(Stored data)
BEGIN

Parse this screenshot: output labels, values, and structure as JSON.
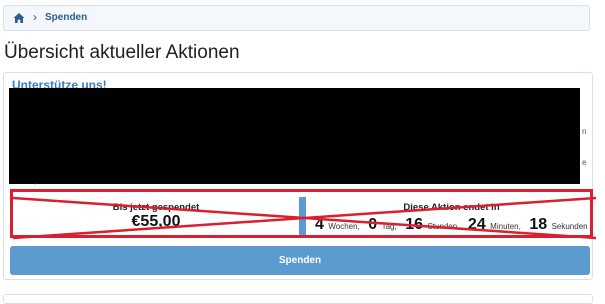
{
  "breadcrumb": {
    "separator": "›",
    "item": "Spenden"
  },
  "page_title": "Übersicht aktueller Aktionen",
  "panel": {
    "title": "Unterstütze uns!"
  },
  "stats": {
    "raised_label": "Bis jetzt gespendet",
    "raised_value": "€55,00",
    "ends_label": "Diese Aktion endet in",
    "countdown": {
      "weeks_value": "4",
      "weeks_unit": "Wochen,",
      "days_value": "0",
      "days_unit": "Tag,",
      "hours_value": "16",
      "hours_unit": "Stunden,",
      "minutes_value": "24",
      "minutes_unit": "Minuten,",
      "seconds_value": "18",
      "seconds_unit": "Sekunden"
    }
  },
  "donate_button": "Spenden",
  "colors": {
    "accent": "#3a7dc0",
    "button": "#5b9bd0",
    "annotation": "#d92030",
    "redaction": "#000000"
  },
  "icons": {
    "home": "home-icon"
  }
}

END

WHAT THE TASK REQUIRES - Copy every entry exactly as written. Pictures are excluded.

SOLUTION -
Parse this screenshot: output labels, values, and structure as JSON.
{
  "breadcrumb": {
    "separator": "›",
    "item": "Spenden"
  },
  "page_title": "Übersicht aktueller Aktionen",
  "panel": {
    "title": "Unterstütze uns!"
  },
  "stats": {
    "raised_label": "Bis jetzt gespendet",
    "raised_value": "€55,00",
    "ends_label": "Diese Aktion endet in",
    "countdown": {
      "weeks_value": "4",
      "weeks_unit": "Wochen,",
      "days_value": "0",
      "days_unit": "Tag,",
      "hours_value": "16",
      "hours_unit": "Stunden,",
      "minutes_value": "24",
      "minutes_unit": "Minuten,",
      "seconds_value": "18",
      "seconds_unit": "Sekunden"
    }
  },
  "donate_button": "Spenden",
  "colors": {
    "accent": "#3a7dc0",
    "button": "#5b9bd0",
    "annotation": "#d92030",
    "redaction": "#000000"
  },
  "icons": {
    "home": "home-icon"
  }
}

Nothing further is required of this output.